## Provided records:
<<<<

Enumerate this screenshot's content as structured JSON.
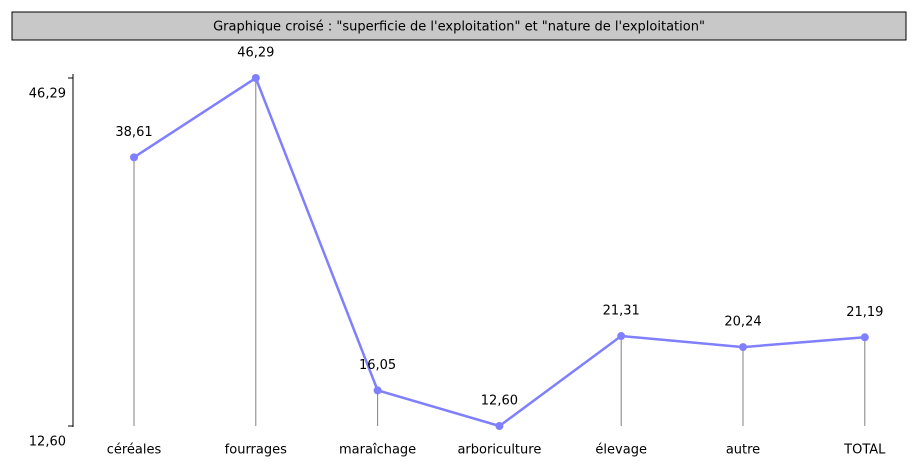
{
  "chart_data": {
    "type": "line",
    "title": "Graphique croisé : \"superficie de l'exploitation\" et \"nature de l'exploitation\"",
    "categories": [
      "céréales",
      "fourrages",
      "maraîchage",
      "arboriculture",
      "élevage",
      "autre",
      "TOTAL"
    ],
    "series": [
      {
        "color": "#7f7fff",
        "values": [
          38.61,
          46.29,
          16.05,
          12.6,
          21.31,
          20.24,
          21.19
        ],
        "value_labels": [
          "38,61",
          "46,29",
          "16,05",
          "12,60",
          "21,31",
          "20,24",
          "21,19"
        ]
      }
    ],
    "ylim": [
      12.6,
      46.29
    ],
    "yticks": [
      {
        "value": 46.29,
        "label": "46,29"
      },
      {
        "value": 12.6,
        "label": "12,60"
      }
    ]
  }
}
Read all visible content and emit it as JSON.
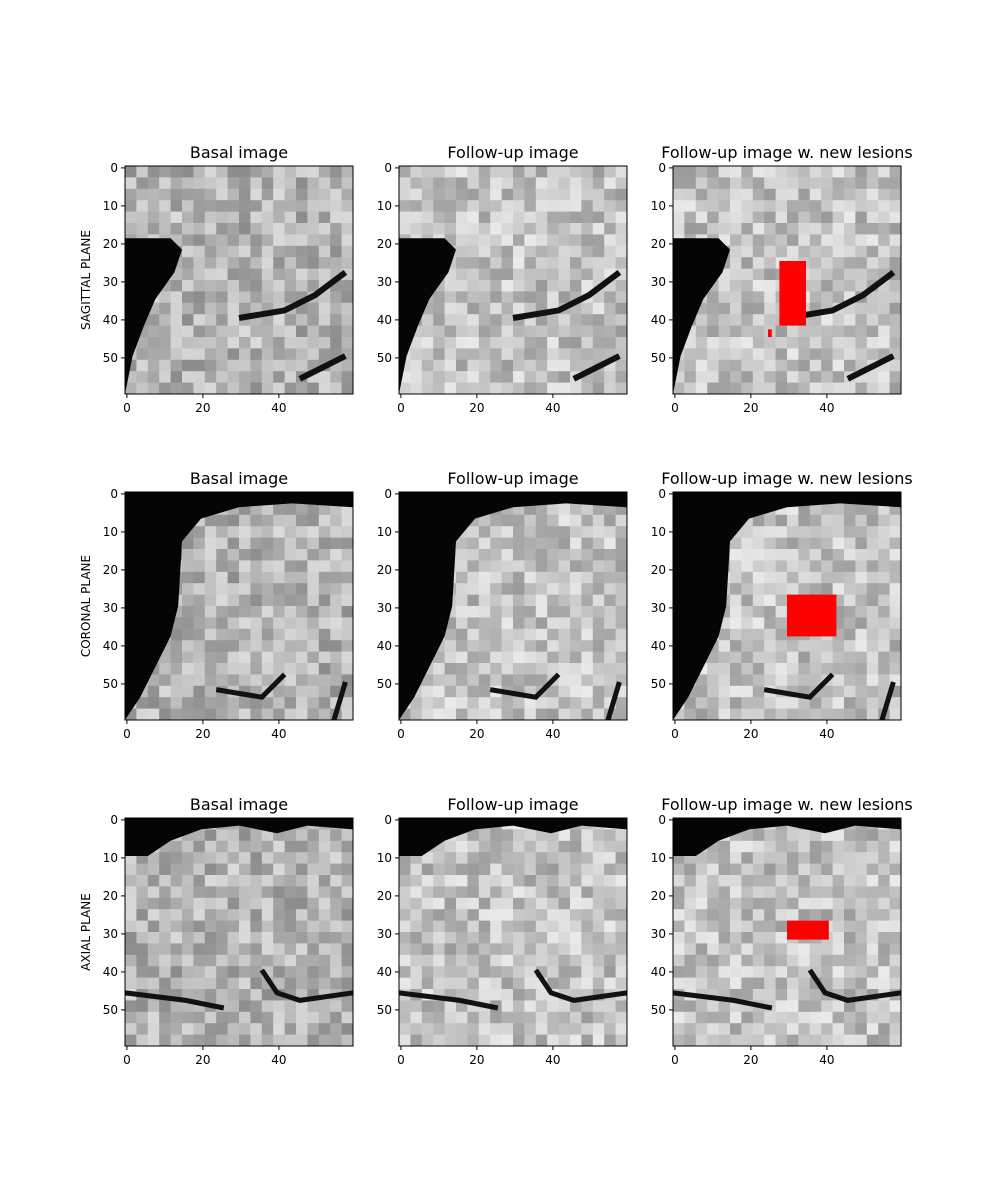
{
  "figure": {
    "column_titles": [
      "Basal image",
      "Follow-up image",
      "Follow-up image w. new lesions"
    ],
    "row_labels": [
      "SAGITTAL PLANE",
      "CORONAL PLANE",
      "AXIAL PLANE"
    ]
  },
  "chart_data": {
    "type": "heatmap",
    "grid": "3x3 image panels",
    "image_size": [
      60,
      60
    ],
    "x_ticks": [
      0,
      20,
      40
    ],
    "y_ticks": [
      0,
      10,
      20,
      30,
      40,
      50
    ],
    "xlim": [
      -0.5,
      59.5
    ],
    "ylim": [
      59.5,
      -0.5
    ],
    "grid_lines": false,
    "colormap": "gray",
    "lesion_color": "#ff0000",
    "panels": [
      {
        "row": "SAGITTAL PLANE",
        "title": "Basal image"
      },
      {
        "row": "SAGITTAL PLANE",
        "title": "Follow-up image"
      },
      {
        "row": "SAGITTAL PLANE",
        "title": "Follow-up image w. new lesions",
        "lesion_mask_approx": {
          "x_range": [
            28,
            35
          ],
          "y_range": [
            25,
            42
          ],
          "extra_pixel": [
            25,
            43
          ]
        }
      },
      {
        "row": "CORONAL PLANE",
        "title": "Basal image"
      },
      {
        "row": "CORONAL PLANE",
        "title": "Follow-up image"
      },
      {
        "row": "CORONAL PLANE",
        "title": "Follow-up image w. new lesions",
        "lesion_mask_approx": {
          "x_range": [
            30,
            43
          ],
          "y_range": [
            27,
            38
          ]
        }
      },
      {
        "row": "AXIAL PLANE",
        "title": "Basal image"
      },
      {
        "row": "AXIAL PLANE",
        "title": "Follow-up image"
      },
      {
        "row": "AXIAL PLANE",
        "title": "Follow-up image w. new lesions",
        "lesion_mask_approx": {
          "x_range": [
            30,
            41
          ],
          "y_range": [
            27,
            32
          ]
        }
      }
    ]
  }
}
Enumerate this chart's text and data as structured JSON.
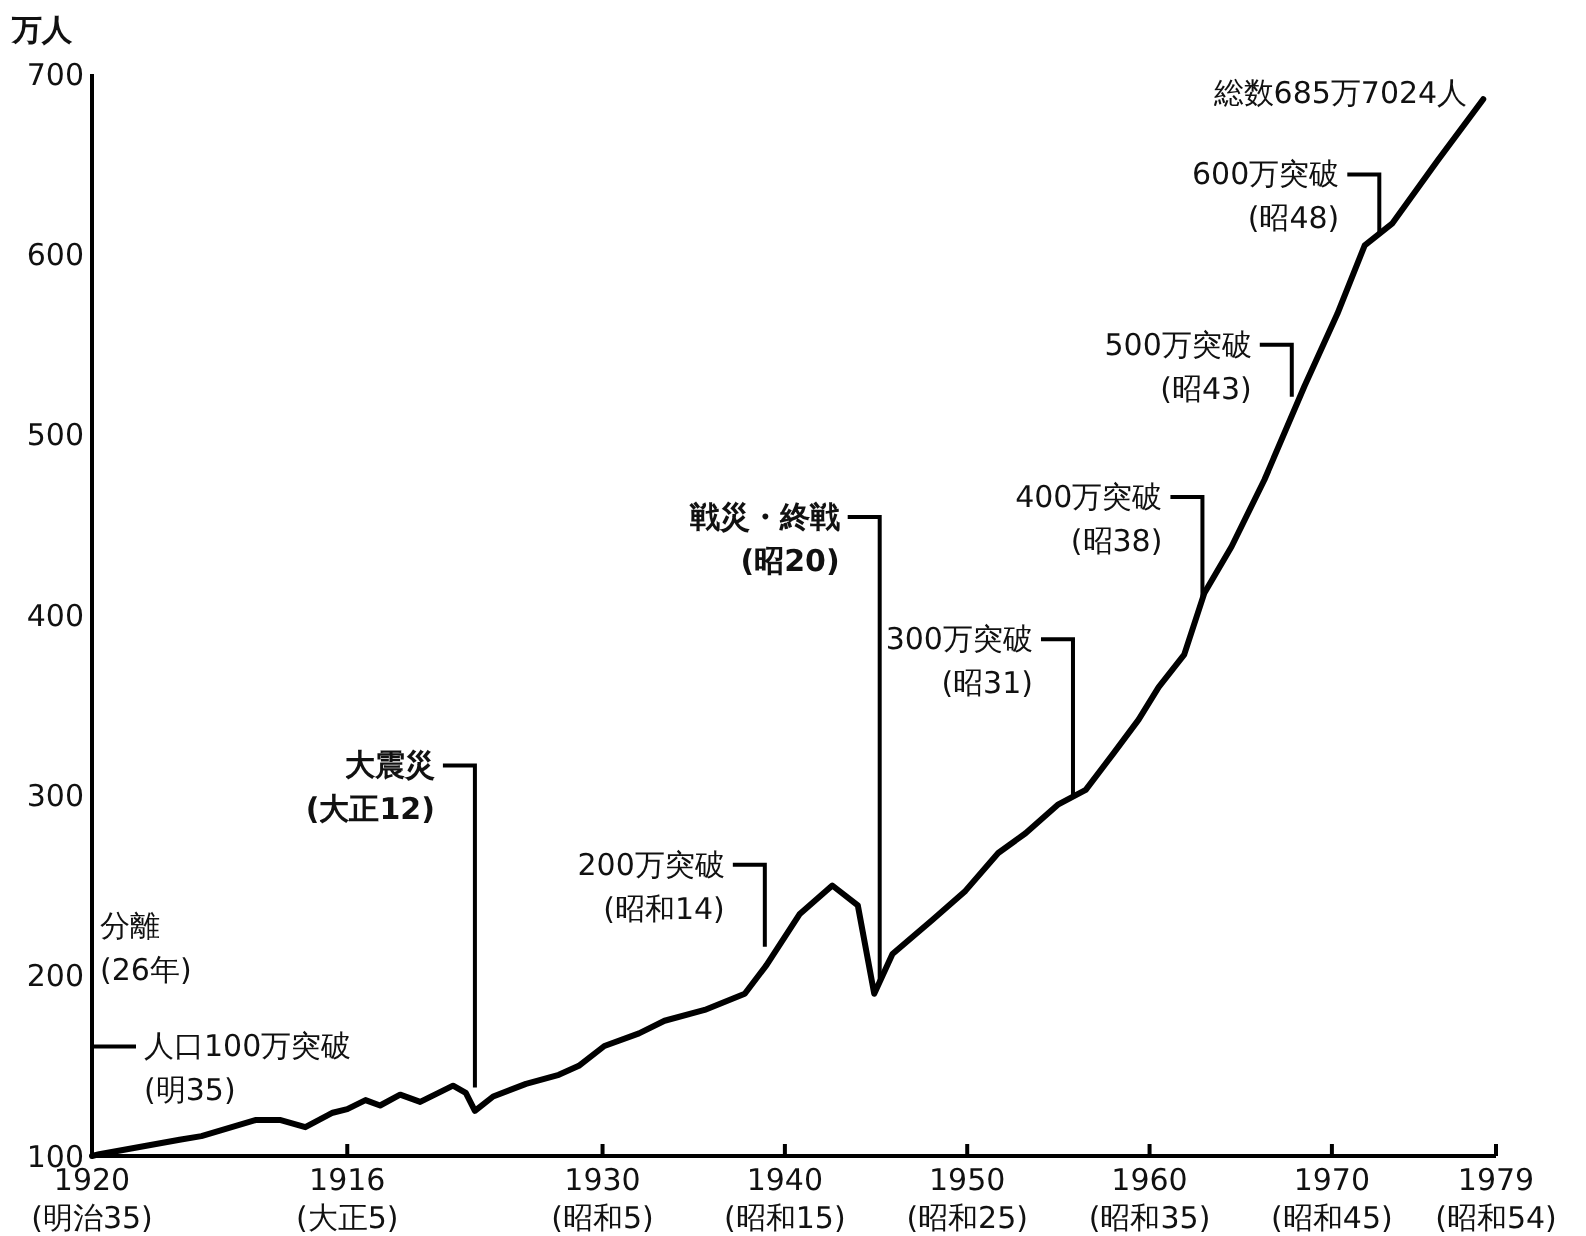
{
  "chart_data": {
    "type": "line",
    "ylabel": "万人",
    "xlim": [
      1902,
      1979
    ],
    "xticks": [
      {
        "value": 1902,
        "label": null
      },
      1916,
      1930,
      1940,
      1950,
      1960,
      1970,
      1979
    ],
    "ylim": [
      100,
      700
    ],
    "yticks": [
      100,
      200,
      300,
      400,
      500,
      600,
      700
    ],
    "grid": false,
    "marker": "none",
    "line_style": "solid",
    "series": [
      {
        "color": "#000000",
        "x": [
          1902,
          1902.4,
          1906.8,
          1908,
          1911,
          1912.3,
          1913.7,
          1915.2,
          1916,
          1917,
          1917.8,
          1918.9,
          1920,
          1921.8,
          1922.5,
          1923,
          1924,
          1925.8,
          1927.6,
          1928.7,
          1930.1,
          1932,
          1933.4,
          1935.6,
          1937.8,
          1939,
          1940.8,
          1942.6,
          1944,
          1944.9,
          1945.9,
          1948.1,
          1949.9,
          1951.7,
          1953.2,
          1955,
          1956.5,
          1958,
          1959.4,
          1960.5,
          1961.9,
          1963,
          1964.5,
          1966.3,
          1968.5,
          1970.3,
          1971.8,
          1973.3,
          1975.8,
          1978.3
        ],
        "values": [
          100,
          101,
          109,
          111,
          120,
          120,
          116,
          124,
          126,
          131,
          128,
          134,
          130,
          139,
          135,
          125,
          133,
          140,
          145,
          150,
          161,
          168,
          175,
          181,
          190,
          206,
          234,
          250,
          239,
          190,
          212,
          231,
          247,
          268,
          279,
          295,
          303,
          323,
          342,
          360,
          378,
          412,
          438,
          475,
          527,
          567,
          605,
          617,
          652,
          686
        ]
      }
    ],
    "annotations": [
      "分離\n(26年)",
      {
        "text": "人口100万突破\n(明35)",
        "x": 1902,
        "y": 102
      },
      {
        "text": "大震災\n(大正12)",
        "x": 1923,
        "y": 138
      },
      {
        "text": "200万突破\n(昭和14)",
        "x": 1938.9,
        "y": 216
      },
      {
        "text": "戦災・終戦\n(昭20)",
        "x": 1945.2,
        "y": 197
      },
      {
        "text": "300万突破\n(昭31)",
        "x": 1955.8,
        "y": 299
      },
      {
        "text": "400万突破\n(昭38)",
        "x": 1962.9,
        "y": 410
      },
      {
        "text": "500万突破\n(昭43)",
        "x": 1967.8,
        "y": 521
      },
      {
        "text": "600万突破\n(昭48)",
        "x": 1972.6,
        "y": 611
      },
      {
        "text": "総数685万7024人",
        "x": 1978.3,
        "y": 686
      },
      "1920\n(明治35)",
      "(大正5)",
      "(昭和5)",
      "(昭和15)",
      "(昭和25)",
      "(昭和35)",
      "(昭和45)",
      "(昭和54)"
    ]
  }
}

>>>>

## Exercise:
Copy out the entries verbatim and leave the images out.

## Exercise solution:
Enumerate this screenshot's content as structured JSON.
{
  "chart_data": {
    "type": "line",
    "title": "Graphique croisé : \"superficie de l'exploitation\" et \"nature de l'exploitation\"",
    "categories": [
      "céréales",
      "fourrages",
      "maraîchage",
      "arboriculture",
      "élevage",
      "autre",
      "TOTAL"
    ],
    "series": [
      {
        "color": "#7f7fff",
        "values": [
          38.61,
          46.29,
          16.05,
          12.6,
          21.31,
          20.24,
          21.19
        ],
        "value_labels": [
          "38,61",
          "46,29",
          "16,05",
          "12,60",
          "21,31",
          "20,24",
          "21,19"
        ]
      }
    ],
    "ylim": [
      12.6,
      46.29
    ],
    "yticks": [
      {
        "value": 46.29,
        "label": "46,29"
      },
      {
        "value": 12.6,
        "label": "12,60"
      }
    ]
  }
}
Read all visible content and emit it as JSON.
{
  "figure": {
    "column_titles": [
      "Basal image",
      "Follow-up image",
      "Follow-up image w. new lesions"
    ],
    "row_labels": [
      "SAGITTAL PLANE",
      "CORONAL PLANE",
      "AXIAL PLANE"
    ]
  },
  "chart_data": {
    "type": "heatmap",
    "grid": "3x3 image panels",
    "image_size": [
      60,
      60
    ],
    "x_ticks": [
      0,
      20,
      40
    ],
    "y_ticks": [
      0,
      10,
      20,
      30,
      40,
      50
    ],
    "xlim": [
      -0.5,
      59.5
    ],
    "ylim": [
      59.5,
      -0.5
    ],
    "grid_lines": false,
    "colormap": "gray",
    "lesion_color": "#ff0000",
    "panels": [
      {
        "row": "SAGITTAL PLANE",
        "title": "Basal image"
      },
      {
        "row": "SAGITTAL PLANE",
        "title": "Follow-up image"
      },
      {
        "row": "SAGITTAL PLANE",
        "title": "Follow-up image w. new lesions",
        "lesion_mask_approx": {
          "x_range": [
            28,
            35
          ],
          "y_range": [
            25,
            42
          ],
          "extra_pixel": [
            25,
            43
          ]
        }
      },
      {
        "row": "CORONAL PLANE",
        "title": "Basal image"
      },
      {
        "row": "CORONAL PLANE",
        "title": "Follow-up image"
      },
      {
        "row": "CORONAL PLANE",
        "title": "Follow-up image w. new lesions",
        "lesion_mask_approx": {
          "x_range": [
            30,
            43
          ],
          "y_range": [
            27,
            38
          ]
        }
      },
      {
        "row": "AXIAL PLANE",
        "title": "Basal image"
      },
      {
        "row": "AXIAL PLANE",
        "title": "Follow-up image"
      },
      {
        "row": "AXIAL PLANE",
        "title": "Follow-up image w. new lesions",
        "lesion_mask_approx": {
          "x_range": [
            30,
            41
          ],
          "y_range": [
            27,
            32
          ]
        }
      }
    ]
  }
}
Enumerate this chart's text and data as structured JSON.
{
  "chart_data": {
    "type": "line",
    "ylabel": "万人",
    "xlim": [
      1902,
      1979
    ],
    "xticks": [
      {
        "value": 1902,
        "label": null
      },
      1916,
      1930,
      1940,
      1950,
      1960,
      1970,
      1979
    ],
    "ylim": [
      100,
      700
    ],
    "yticks": [
      100,
      200,
      300,
      400,
      500,
      600,
      700
    ],
    "grid": false,
    "marker": "none",
    "line_style": "solid",
    "series": [
      {
        "color": "#000000",
        "x": [
          1902,
          1902.4,
          1906.8,
          1908,
          1911,
          1912.3,
          1913.7,
          1915.2,
          1916,
          1917,
          1917.8,
          1918.9,
          1920,
          1921.8,
          1922.5,
          1923,
          1924,
          1925.8,
          1927.6,
          1928.7,
          1930.1,
          1932,
          1933.4,
          1935.6,
          1937.8,
          1939,
          1940.8,
          1942.6,
          1944,
          1944.9,
          1945.9,
          1948.1,
          1949.9,
          1951.7,
          1953.2,
          1955,
          1956.5,
          1958,
          1959.4,
          1960.5,
          1961.9,
          1963,
          1964.5,
          1966.3,
          1968.5,
          1970.3,
          1971.8,
          1973.3,
          1975.8,
          1978.3
        ],
        "values": [
          100,
          101,
          109,
          111,
          120,
          120,
          116,
          124,
          126,
          131,
          128,
          134,
          130,
          139,
          135,
          125,
          133,
          140,
          145,
          150,
          161,
          168,
          175,
          181,
          190,
          206,
          234,
          250,
          239,
          190,
          212,
          231,
          247,
          268,
          279,
          295,
          303,
          323,
          342,
          360,
          378,
          412,
          438,
          475,
          527,
          567,
          605,
          617,
          652,
          686
        ]
      }
    ],
    "annotations": [
      "分離\n(26年)",
      {
        "text": "人口100万突破\n(明35)",
        "x": 1902,
        "y": 102
      },
      {
        "text": "大震災\n(大正12)",
        "x": 1923,
        "y": 138
      },
      {
        "text": "200万突破\n(昭和14)",
        "x": 1938.9,
        "y": 216
      },
      {
        "text": "戦災・終戦\n(昭20)",
        "x": 1945.2,
        "y": 197
      },
      {
        "text": "300万突破\n(昭31)",
        "x": 1955.8,
        "y": 299
      },
      {
        "text": "400万突破\n(昭38)",
        "x": 1962.9,
        "y": 410
      },
      {
        "text": "500万突破\n(昭43)",
        "x": 1967.8,
        "y": 521
      },
      {
        "text": "600万突破\n(昭48)",
        "x": 1972.6,
        "y": 611
      },
      {
        "text": "総数685万7024人",
        "x": 1978.3,
        "y": 686
      },
      "1920\n(明治35)",
      "(大正5)",
      "(昭和5)",
      "(昭和15)",
      "(昭和25)",
      "(昭和35)",
      "(昭和45)",
      "(昭和54)"
    ]
  }
}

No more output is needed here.